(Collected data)
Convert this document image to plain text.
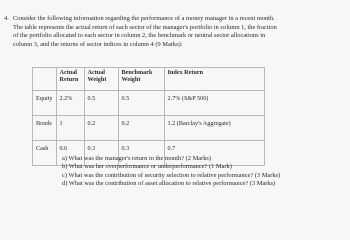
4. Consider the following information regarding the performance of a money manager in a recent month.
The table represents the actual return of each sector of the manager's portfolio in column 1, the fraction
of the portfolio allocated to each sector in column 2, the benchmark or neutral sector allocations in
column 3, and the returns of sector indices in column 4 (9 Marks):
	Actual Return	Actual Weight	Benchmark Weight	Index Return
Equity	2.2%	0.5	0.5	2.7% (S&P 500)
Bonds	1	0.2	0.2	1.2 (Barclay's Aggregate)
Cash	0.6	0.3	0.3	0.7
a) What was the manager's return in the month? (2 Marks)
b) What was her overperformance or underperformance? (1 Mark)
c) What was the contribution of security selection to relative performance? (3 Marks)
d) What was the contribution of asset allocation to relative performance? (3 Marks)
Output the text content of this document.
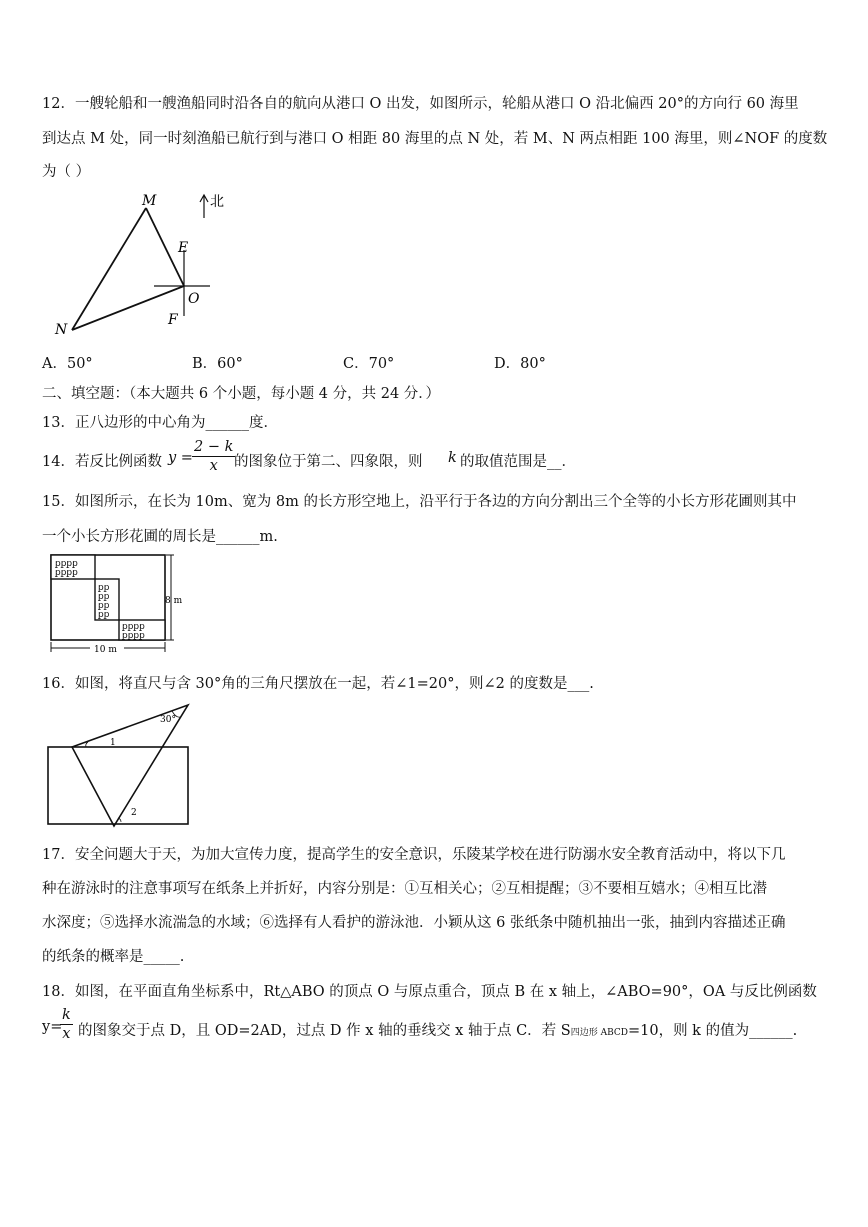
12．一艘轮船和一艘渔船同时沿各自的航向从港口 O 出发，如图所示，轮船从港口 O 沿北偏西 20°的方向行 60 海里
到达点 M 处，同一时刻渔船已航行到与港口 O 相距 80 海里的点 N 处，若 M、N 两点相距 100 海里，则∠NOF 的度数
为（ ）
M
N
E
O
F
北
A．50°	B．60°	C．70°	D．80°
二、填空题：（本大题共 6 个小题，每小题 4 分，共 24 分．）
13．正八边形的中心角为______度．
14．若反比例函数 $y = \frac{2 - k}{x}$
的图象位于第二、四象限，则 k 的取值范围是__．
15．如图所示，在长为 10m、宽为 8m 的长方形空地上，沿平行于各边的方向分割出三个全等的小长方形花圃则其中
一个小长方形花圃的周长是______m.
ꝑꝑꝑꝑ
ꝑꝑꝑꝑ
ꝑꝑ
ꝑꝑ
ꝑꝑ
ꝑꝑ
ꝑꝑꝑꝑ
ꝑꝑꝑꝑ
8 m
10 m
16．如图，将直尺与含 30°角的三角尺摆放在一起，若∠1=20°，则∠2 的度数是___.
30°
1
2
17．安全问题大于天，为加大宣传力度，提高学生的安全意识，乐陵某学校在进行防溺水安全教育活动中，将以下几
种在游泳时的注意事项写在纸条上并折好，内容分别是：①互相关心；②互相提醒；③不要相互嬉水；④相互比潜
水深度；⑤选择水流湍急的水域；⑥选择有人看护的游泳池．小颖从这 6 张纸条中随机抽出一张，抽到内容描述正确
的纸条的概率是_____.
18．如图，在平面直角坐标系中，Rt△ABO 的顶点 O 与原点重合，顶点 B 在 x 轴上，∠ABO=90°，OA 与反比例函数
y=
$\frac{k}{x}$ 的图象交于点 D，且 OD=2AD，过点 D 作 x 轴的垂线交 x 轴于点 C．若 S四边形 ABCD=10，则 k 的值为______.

---

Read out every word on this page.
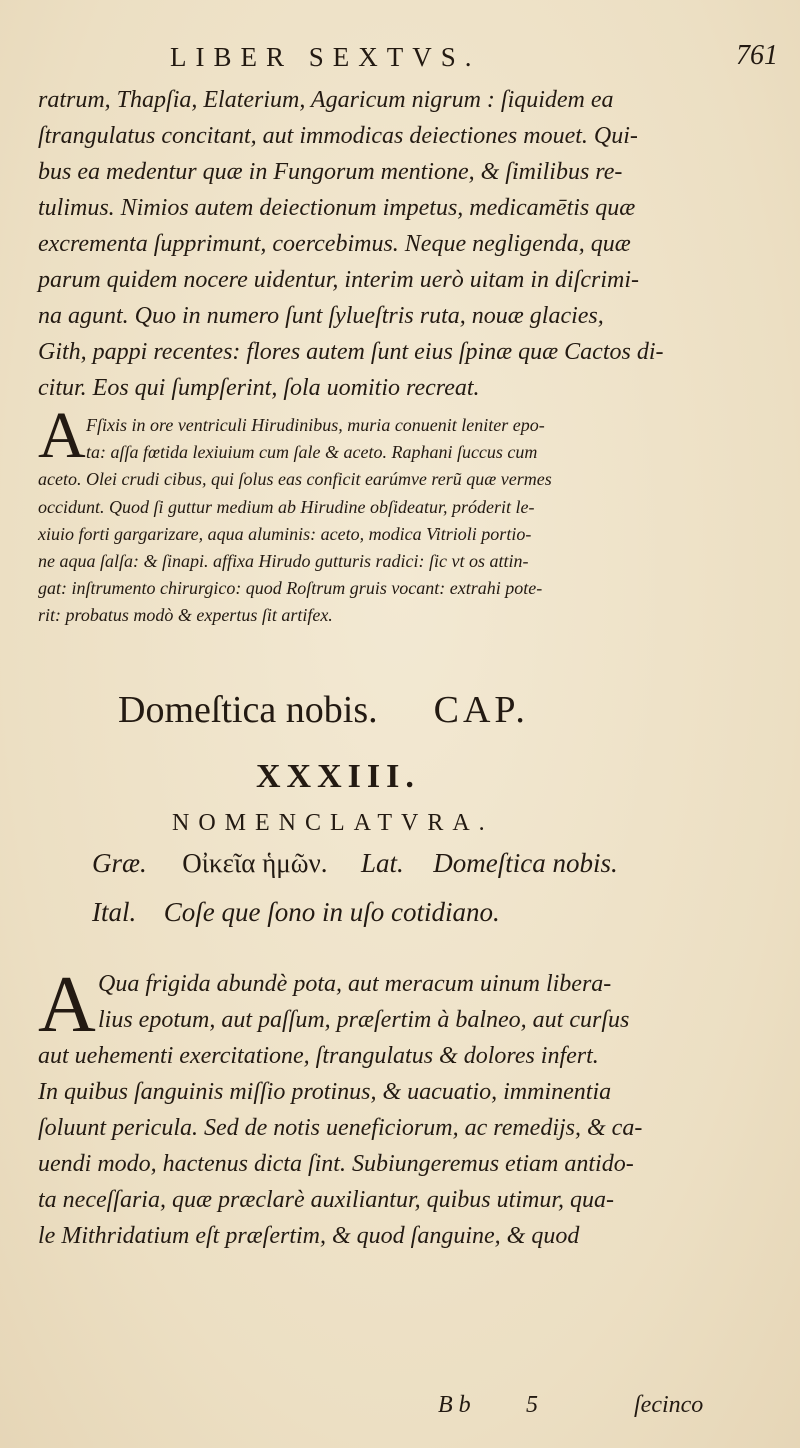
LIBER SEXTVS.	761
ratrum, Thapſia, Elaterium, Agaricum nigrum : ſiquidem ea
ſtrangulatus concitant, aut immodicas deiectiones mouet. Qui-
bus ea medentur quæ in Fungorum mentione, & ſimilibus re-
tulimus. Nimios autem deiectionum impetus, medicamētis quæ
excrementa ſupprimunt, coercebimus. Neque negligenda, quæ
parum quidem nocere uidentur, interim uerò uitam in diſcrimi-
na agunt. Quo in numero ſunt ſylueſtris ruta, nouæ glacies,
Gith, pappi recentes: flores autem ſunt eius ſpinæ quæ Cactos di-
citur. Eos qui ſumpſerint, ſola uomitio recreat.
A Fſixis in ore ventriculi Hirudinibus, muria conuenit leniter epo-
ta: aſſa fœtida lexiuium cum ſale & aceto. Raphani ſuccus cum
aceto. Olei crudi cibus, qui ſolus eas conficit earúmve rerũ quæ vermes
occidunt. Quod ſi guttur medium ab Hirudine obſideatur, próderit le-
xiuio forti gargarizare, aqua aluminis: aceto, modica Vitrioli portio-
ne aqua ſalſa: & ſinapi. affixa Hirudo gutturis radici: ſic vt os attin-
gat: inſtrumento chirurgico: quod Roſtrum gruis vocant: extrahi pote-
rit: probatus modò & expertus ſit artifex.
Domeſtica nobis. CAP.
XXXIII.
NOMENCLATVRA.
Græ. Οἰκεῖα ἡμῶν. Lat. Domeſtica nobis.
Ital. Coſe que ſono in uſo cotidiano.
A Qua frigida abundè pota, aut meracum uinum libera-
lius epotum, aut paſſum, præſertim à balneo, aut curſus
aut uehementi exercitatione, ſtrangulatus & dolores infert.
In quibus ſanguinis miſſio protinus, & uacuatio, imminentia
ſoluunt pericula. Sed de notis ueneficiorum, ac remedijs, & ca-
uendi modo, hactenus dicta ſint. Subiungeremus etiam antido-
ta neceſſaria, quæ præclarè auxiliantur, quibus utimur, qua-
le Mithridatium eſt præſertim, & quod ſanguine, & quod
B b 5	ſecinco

...

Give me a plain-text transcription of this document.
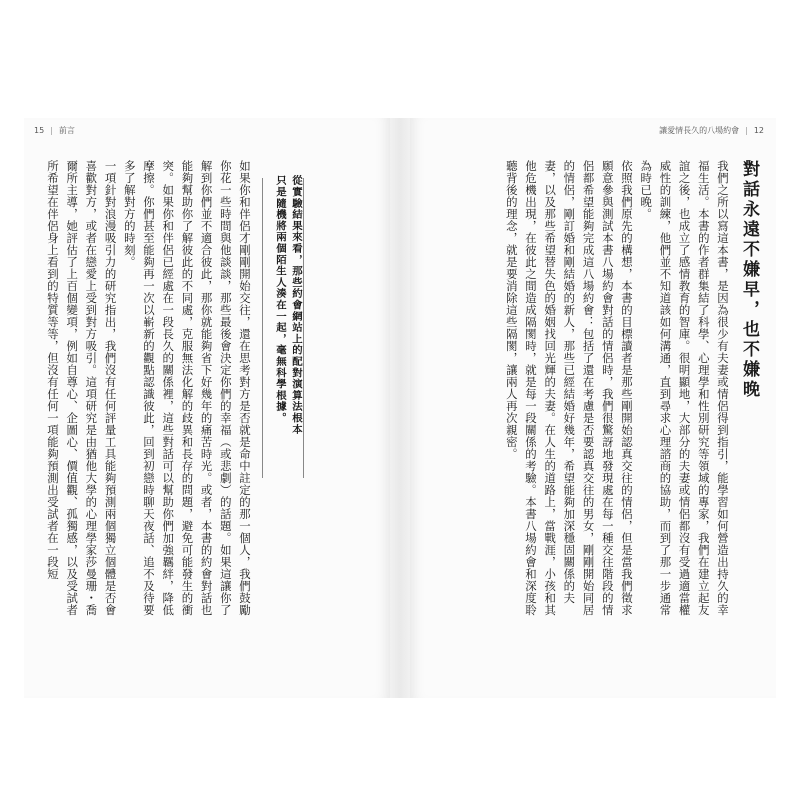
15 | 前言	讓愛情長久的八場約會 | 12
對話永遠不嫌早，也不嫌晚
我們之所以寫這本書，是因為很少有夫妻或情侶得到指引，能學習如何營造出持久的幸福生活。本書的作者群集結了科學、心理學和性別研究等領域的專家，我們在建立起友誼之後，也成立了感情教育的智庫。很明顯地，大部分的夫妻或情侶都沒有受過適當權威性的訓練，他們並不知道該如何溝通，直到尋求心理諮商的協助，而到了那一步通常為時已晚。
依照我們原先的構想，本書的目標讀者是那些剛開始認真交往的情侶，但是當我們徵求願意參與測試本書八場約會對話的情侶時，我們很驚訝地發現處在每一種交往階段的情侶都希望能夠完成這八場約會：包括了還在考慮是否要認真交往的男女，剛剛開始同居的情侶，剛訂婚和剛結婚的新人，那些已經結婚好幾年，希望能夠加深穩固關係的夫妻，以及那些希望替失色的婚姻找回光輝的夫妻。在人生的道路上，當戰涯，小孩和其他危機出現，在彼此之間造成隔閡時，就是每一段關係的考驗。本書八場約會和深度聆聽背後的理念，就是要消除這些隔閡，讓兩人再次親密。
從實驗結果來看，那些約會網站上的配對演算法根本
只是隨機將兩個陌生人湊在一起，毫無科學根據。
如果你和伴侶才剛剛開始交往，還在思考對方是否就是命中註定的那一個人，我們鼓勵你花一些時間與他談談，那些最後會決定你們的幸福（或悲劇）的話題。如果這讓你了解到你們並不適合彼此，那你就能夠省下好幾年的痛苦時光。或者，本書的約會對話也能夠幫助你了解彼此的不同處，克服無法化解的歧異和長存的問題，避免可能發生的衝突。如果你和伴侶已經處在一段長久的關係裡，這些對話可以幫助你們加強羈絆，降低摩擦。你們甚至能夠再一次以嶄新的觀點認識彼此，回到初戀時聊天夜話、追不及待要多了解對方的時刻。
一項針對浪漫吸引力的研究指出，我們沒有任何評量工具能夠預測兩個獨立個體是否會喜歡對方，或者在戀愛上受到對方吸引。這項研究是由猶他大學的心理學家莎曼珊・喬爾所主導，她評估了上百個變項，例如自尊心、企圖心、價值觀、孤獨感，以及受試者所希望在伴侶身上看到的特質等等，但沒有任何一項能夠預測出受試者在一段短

▶ _What you will do_:
Pick out each line containing the string "autem" and copy it.

▶ _Written solution_:
tulimus. Nimios autem deiectionum impetus, medicamētis quæ
Gith, pappi recentes: flores autem ſunt eius ſpinæ quæ Cactos di-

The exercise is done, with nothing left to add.